Directive - Determine the number of lines where "cluster" occurs and reply with that number by itself.

#####

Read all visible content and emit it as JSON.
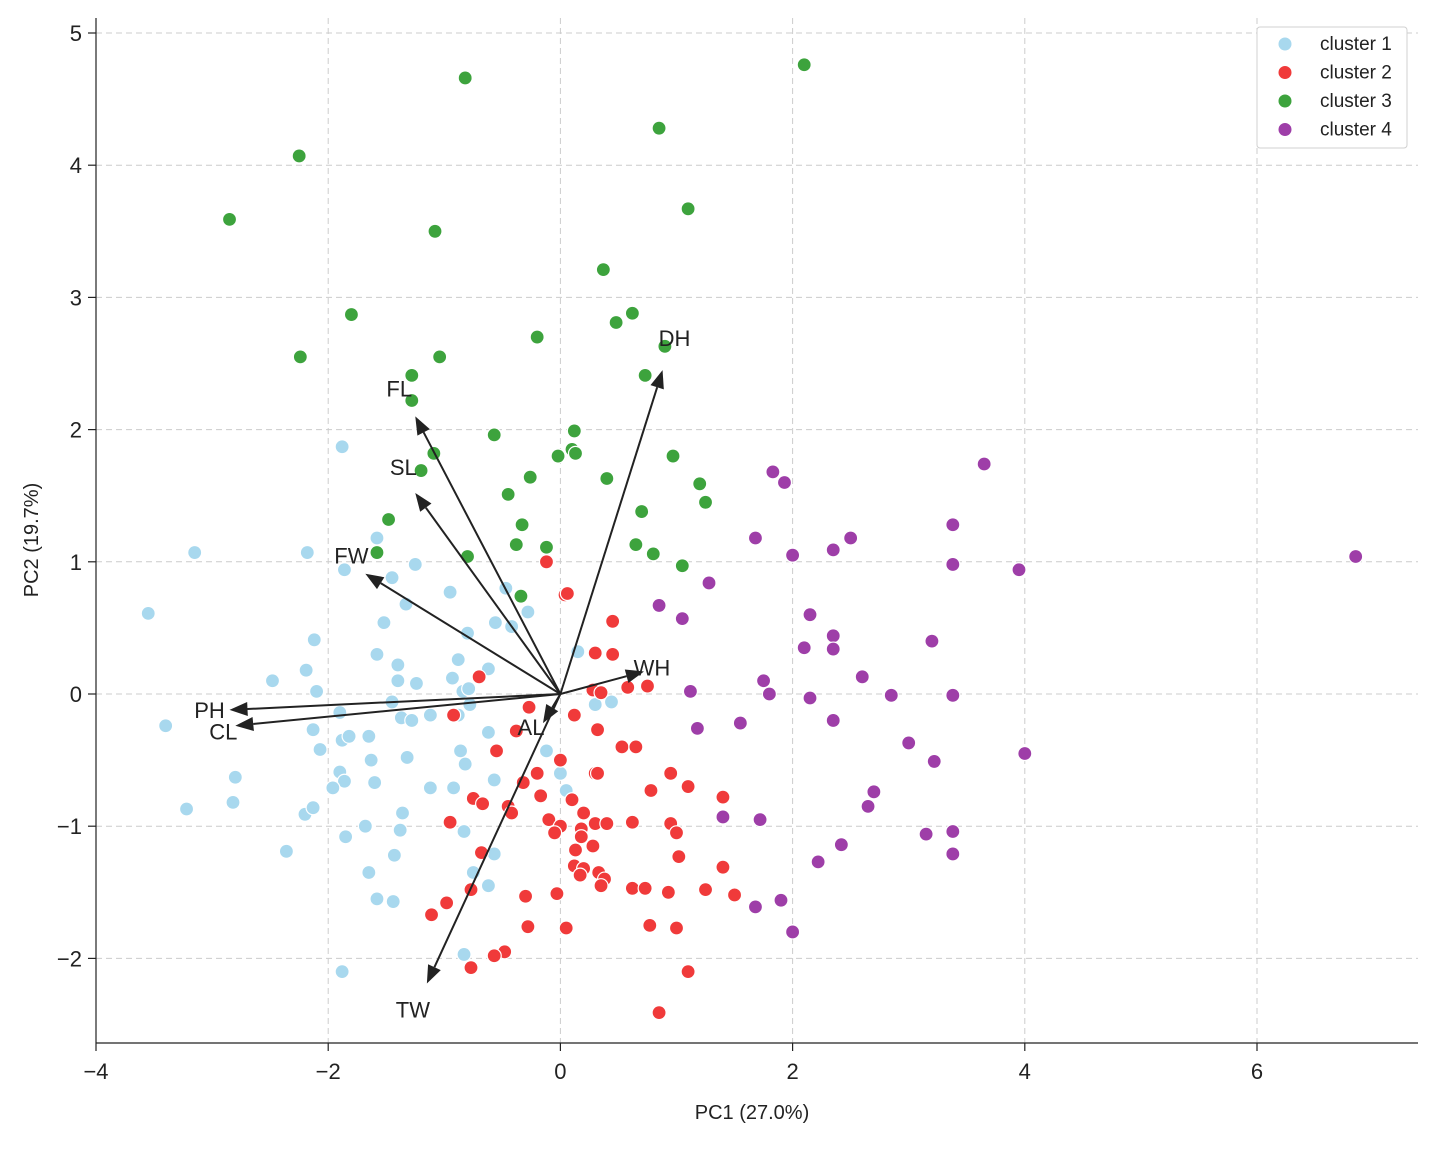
{
  "chart_data": {
    "type": "scatter",
    "title": "",
    "xlabel": "PC1 (27.0%)",
    "ylabel": "PC2 (19.7%)",
    "xlim": [
      -4,
      7.4
    ],
    "ylim": [
      -2.6,
      5.1
    ],
    "xticks": [
      -4,
      -2,
      0,
      2,
      4,
      6
    ],
    "xtick_labels": [
      "−4",
      "−2",
      "0",
      "2",
      "4",
      "6"
    ],
    "yticks": [
      -2,
      -1,
      0,
      1,
      2,
      3,
      4,
      5
    ],
    "ytick_labels": [
      "−2",
      "−1",
      "0",
      "1",
      "2",
      "3",
      "4",
      "5"
    ],
    "grid": true,
    "legend_position": "top-right",
    "series": [
      {
        "name": "cluster 1",
        "color": "#a8d8ee",
        "points": [
          [
            -3.55,
            0.61
          ],
          [
            -3.4,
            -0.24
          ],
          [
            -3.15,
            1.07
          ],
          [
            -3.22,
            -0.87
          ],
          [
            -2.82,
            -0.82
          ],
          [
            -2.8,
            -0.63
          ],
          [
            -2.48,
            0.1
          ],
          [
            -2.36,
            -1.19
          ],
          [
            -2.18,
            1.07
          ],
          [
            -2.19,
            0.18
          ],
          [
            -2.12,
            0.41
          ],
          [
            -2.1,
            0.02
          ],
          [
            -2.13,
            -0.27
          ],
          [
            -2.07,
            -0.42
          ],
          [
            -2.2,
            -0.91
          ],
          [
            -2.13,
            -0.86
          ],
          [
            -1.88,
            1.87
          ],
          [
            -1.86,
            0.94
          ],
          [
            -1.9,
            -0.14
          ],
          [
            -1.88,
            -0.35
          ],
          [
            -1.82,
            -0.32
          ],
          [
            -1.9,
            -0.59
          ],
          [
            -1.86,
            -0.66
          ],
          [
            -1.96,
            -0.71
          ],
          [
            -1.85,
            -1.08
          ],
          [
            -1.88,
            -2.1
          ],
          [
            -1.68,
            -1.0
          ],
          [
            -1.65,
            -0.32
          ],
          [
            -1.63,
            -0.5
          ],
          [
            -1.6,
            -0.67
          ],
          [
            -1.58,
            1.18
          ],
          [
            -1.58,
            0.3
          ],
          [
            -1.52,
            0.54
          ],
          [
            -1.65,
            -1.35
          ],
          [
            -1.58,
            -1.55
          ],
          [
            -1.45,
            0.88
          ],
          [
            -1.4,
            0.22
          ],
          [
            -1.4,
            0.1
          ],
          [
            -1.45,
            -0.06
          ],
          [
            -1.37,
            -0.18
          ],
          [
            -1.43,
            -1.22
          ],
          [
            -1.36,
            -0.9
          ],
          [
            -1.38,
            -1.03
          ],
          [
            -1.44,
            -1.57
          ],
          [
            -1.33,
            0.68
          ],
          [
            -1.25,
            0.98
          ],
          [
            -1.24,
            0.08
          ],
          [
            -1.32,
            -0.48
          ],
          [
            -1.28,
            -0.2
          ],
          [
            -1.12,
            -0.16
          ],
          [
            -1.12,
            -0.71
          ],
          [
            -0.95,
            0.77
          ],
          [
            -0.93,
            0.12
          ],
          [
            -0.88,
            0.26
          ],
          [
            -0.84,
            0.02
          ],
          [
            -0.88,
            -0.16
          ],
          [
            -0.86,
            -0.43
          ],
          [
            -0.82,
            -0.53
          ],
          [
            -0.92,
            -0.71
          ],
          [
            -0.83,
            -1.04
          ],
          [
            -0.8,
            0.46
          ],
          [
            -0.79,
            0.04
          ],
          [
            -0.78,
            -0.08
          ],
          [
            -0.83,
            -1.97
          ],
          [
            -0.75,
            -1.35
          ],
          [
            -0.62,
            0.19
          ],
          [
            -0.56,
            0.54
          ],
          [
            -0.62,
            -0.29
          ],
          [
            -0.57,
            -0.65
          ],
          [
            -0.57,
            -1.21
          ],
          [
            -0.62,
            -1.45
          ],
          [
            -0.47,
            0.8
          ],
          [
            -0.42,
            0.51
          ],
          [
            -0.28,
            0.62
          ],
          [
            -0.12,
            -0.43
          ],
          [
            0.0,
            -0.6
          ],
          [
            0.05,
            -0.73
          ],
          [
            0.15,
            0.32
          ],
          [
            0.3,
            -0.08
          ],
          [
            0.44,
            -0.06
          ]
        ]
      },
      {
        "name": "cluster 2",
        "color": "#f03a3a",
        "points": [
          [
            -0.12,
            1.0
          ],
          [
            0.04,
            0.75
          ],
          [
            0.06,
            0.76
          ],
          [
            0.45,
            0.55
          ],
          [
            0.3,
            0.31
          ],
          [
            0.45,
            0.3
          ],
          [
            0.28,
            0.03
          ],
          [
            0.35,
            0.01
          ],
          [
            0.58,
            0.05
          ],
          [
            0.75,
            0.06
          ],
          [
            -0.7,
            0.13
          ],
          [
            -0.92,
            -0.16
          ],
          [
            -0.27,
            -0.1
          ],
          [
            -0.38,
            -0.28
          ],
          [
            0.12,
            -0.16
          ],
          [
            0.32,
            -0.27
          ],
          [
            -0.55,
            -0.43
          ],
          [
            0.53,
            -0.4
          ],
          [
            0.65,
            -0.4
          ],
          [
            -0.2,
            -0.6
          ],
          [
            0.0,
            -0.5
          ],
          [
            0.3,
            -0.6
          ],
          [
            0.32,
            -0.6
          ],
          [
            0.95,
            -0.6
          ],
          [
            -0.32,
            -0.67
          ],
          [
            0.1,
            -0.8
          ],
          [
            0.2,
            -0.9
          ],
          [
            -0.17,
            -0.77
          ],
          [
            0.78,
            -0.73
          ],
          [
            1.1,
            -0.7
          ],
          [
            1.4,
            -0.78
          ],
          [
            -0.75,
            -0.79
          ],
          [
            -0.45,
            -0.85
          ],
          [
            -0.42,
            -0.9
          ],
          [
            -0.67,
            -0.83
          ],
          [
            -0.95,
            -0.97
          ],
          [
            -0.1,
            -0.95
          ],
          [
            0.0,
            -1.0
          ],
          [
            0.18,
            -1.02
          ],
          [
            -0.05,
            -1.05
          ],
          [
            0.18,
            -1.08
          ],
          [
            0.3,
            -0.98
          ],
          [
            0.4,
            -0.98
          ],
          [
            0.62,
            -0.97
          ],
          [
            0.95,
            -0.98
          ],
          [
            1.0,
            -1.05
          ],
          [
            0.13,
            -1.18
          ],
          [
            0.28,
            -1.15
          ],
          [
            -0.68,
            -1.2
          ],
          [
            1.02,
            -1.23
          ],
          [
            0.12,
            -1.3
          ],
          [
            0.2,
            -1.32
          ],
          [
            0.17,
            -1.37
          ],
          [
            0.33,
            -1.35
          ],
          [
            0.38,
            -1.4
          ],
          [
            0.35,
            -1.45
          ],
          [
            0.62,
            -1.47
          ],
          [
            0.73,
            -1.47
          ],
          [
            -0.77,
            -1.48
          ],
          [
            0.93,
            -1.5
          ],
          [
            1.25,
            -1.48
          ],
          [
            1.4,
            -1.31
          ],
          [
            1.5,
            -1.52
          ],
          [
            -0.03,
            -1.51
          ],
          [
            -0.3,
            -1.53
          ],
          [
            -0.98,
            -1.58
          ],
          [
            -1.11,
            -1.67
          ],
          [
            -0.28,
            -1.76
          ],
          [
            0.05,
            -1.77
          ],
          [
            0.77,
            -1.75
          ],
          [
            1.0,
            -1.77
          ],
          [
            -0.48,
            -1.95
          ],
          [
            -0.57,
            -1.98
          ],
          [
            -0.77,
            -2.07
          ],
          [
            1.1,
            -2.1
          ],
          [
            0.85,
            -2.41
          ]
        ]
      },
      {
        "name": "cluster 3",
        "color": "#3da33d",
        "points": [
          [
            -0.82,
            4.66
          ],
          [
            2.1,
            4.76
          ],
          [
            -2.25,
            4.07
          ],
          [
            0.85,
            4.28
          ],
          [
            -2.85,
            3.59
          ],
          [
            -1.08,
            3.5
          ],
          [
            1.1,
            3.67
          ],
          [
            0.37,
            3.21
          ],
          [
            -1.8,
            2.87
          ],
          [
            0.48,
            2.81
          ],
          [
            0.62,
            2.88
          ],
          [
            -2.24,
            2.55
          ],
          [
            -1.04,
            2.55
          ],
          [
            -0.2,
            2.7
          ],
          [
            0.9,
            2.63
          ],
          [
            -1.28,
            2.41
          ],
          [
            -1.28,
            2.22
          ],
          [
            0.73,
            2.41
          ],
          [
            -1.09,
            1.82
          ],
          [
            -1.2,
            1.69
          ],
          [
            -0.57,
            1.96
          ],
          [
            0.1,
            1.85
          ],
          [
            0.12,
            1.99
          ],
          [
            -0.02,
            1.8
          ],
          [
            0.13,
            1.82
          ],
          [
            0.97,
            1.8
          ],
          [
            -0.26,
            1.64
          ],
          [
            -0.45,
            1.51
          ],
          [
            0.4,
            1.63
          ],
          [
            1.2,
            1.59
          ],
          [
            1.25,
            1.45
          ],
          [
            -1.48,
            1.32
          ],
          [
            -0.33,
            1.28
          ],
          [
            0.7,
            1.38
          ],
          [
            -1.58,
            1.07
          ],
          [
            -0.8,
            1.04
          ],
          [
            -0.38,
            1.13
          ],
          [
            -0.12,
            1.11
          ],
          [
            0.65,
            1.13
          ],
          [
            0.8,
            1.06
          ],
          [
            1.05,
            0.97
          ],
          [
            -0.34,
            0.74
          ]
        ]
      },
      {
        "name": "cluster 4",
        "color": "#9e3ea8",
        "points": [
          [
            6.85,
            1.04
          ],
          [
            3.65,
            1.74
          ],
          [
            1.83,
            1.68
          ],
          [
            1.93,
            1.6
          ],
          [
            3.38,
            1.28
          ],
          [
            1.68,
            1.18
          ],
          [
            2.5,
            1.18
          ],
          [
            2.35,
            1.09
          ],
          [
            2.0,
            1.05
          ],
          [
            3.38,
            0.98
          ],
          [
            3.95,
            0.94
          ],
          [
            1.28,
            0.84
          ],
          [
            0.85,
            0.67
          ],
          [
            1.05,
            0.57
          ],
          [
            2.15,
            0.6
          ],
          [
            2.35,
            0.44
          ],
          [
            2.1,
            0.35
          ],
          [
            2.35,
            0.34
          ],
          [
            3.2,
            0.4
          ],
          [
            1.75,
            0.1
          ],
          [
            2.6,
            0.13
          ],
          [
            1.12,
            0.02
          ],
          [
            1.8,
            0.0
          ],
          [
            2.15,
            -0.03
          ],
          [
            2.85,
            -0.01
          ],
          [
            3.38,
            -0.01
          ],
          [
            1.55,
            -0.22
          ],
          [
            1.18,
            -0.26
          ],
          [
            2.35,
            -0.2
          ],
          [
            3.0,
            -0.37
          ],
          [
            3.22,
            -0.51
          ],
          [
            4.0,
            -0.45
          ],
          [
            2.7,
            -0.74
          ],
          [
            2.65,
            -0.85
          ],
          [
            1.4,
            -0.93
          ],
          [
            1.72,
            -0.95
          ],
          [
            3.38,
            -1.04
          ],
          [
            3.15,
            -1.06
          ],
          [
            2.42,
            -1.14
          ],
          [
            3.38,
            -1.21
          ],
          [
            2.22,
            -1.27
          ],
          [
            1.9,
            -1.56
          ],
          [
            1.68,
            -1.61
          ],
          [
            2.0,
            -1.8
          ]
        ]
      }
    ],
    "loadings": [
      {
        "name": "DH",
        "x": 0.88,
        "y": 2.45,
        "label": "DH"
      },
      {
        "name": "FL",
        "x": -1.25,
        "y": 2.1,
        "label": "FL"
      },
      {
        "name": "SL",
        "x": -1.25,
        "y": 1.52,
        "label": "SL"
      },
      {
        "name": "FW",
        "x": -1.68,
        "y": 0.91,
        "label": "FW"
      },
      {
        "name": "PH",
        "x": -2.85,
        "y": -0.12,
        "label": "PH"
      },
      {
        "name": "CL",
        "x": -2.8,
        "y": -0.24,
        "label": "CL"
      },
      {
        "name": "WH",
        "x": 0.72,
        "y": 0.17,
        "label": "WH"
      },
      {
        "name": "AL",
        "x": -0.15,
        "y": -0.22,
        "label": "AL"
      },
      {
        "name": "TW",
        "x": -1.15,
        "y": -2.19,
        "label": "TW"
      }
    ]
  }
}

#####

Answer for this exercise - 4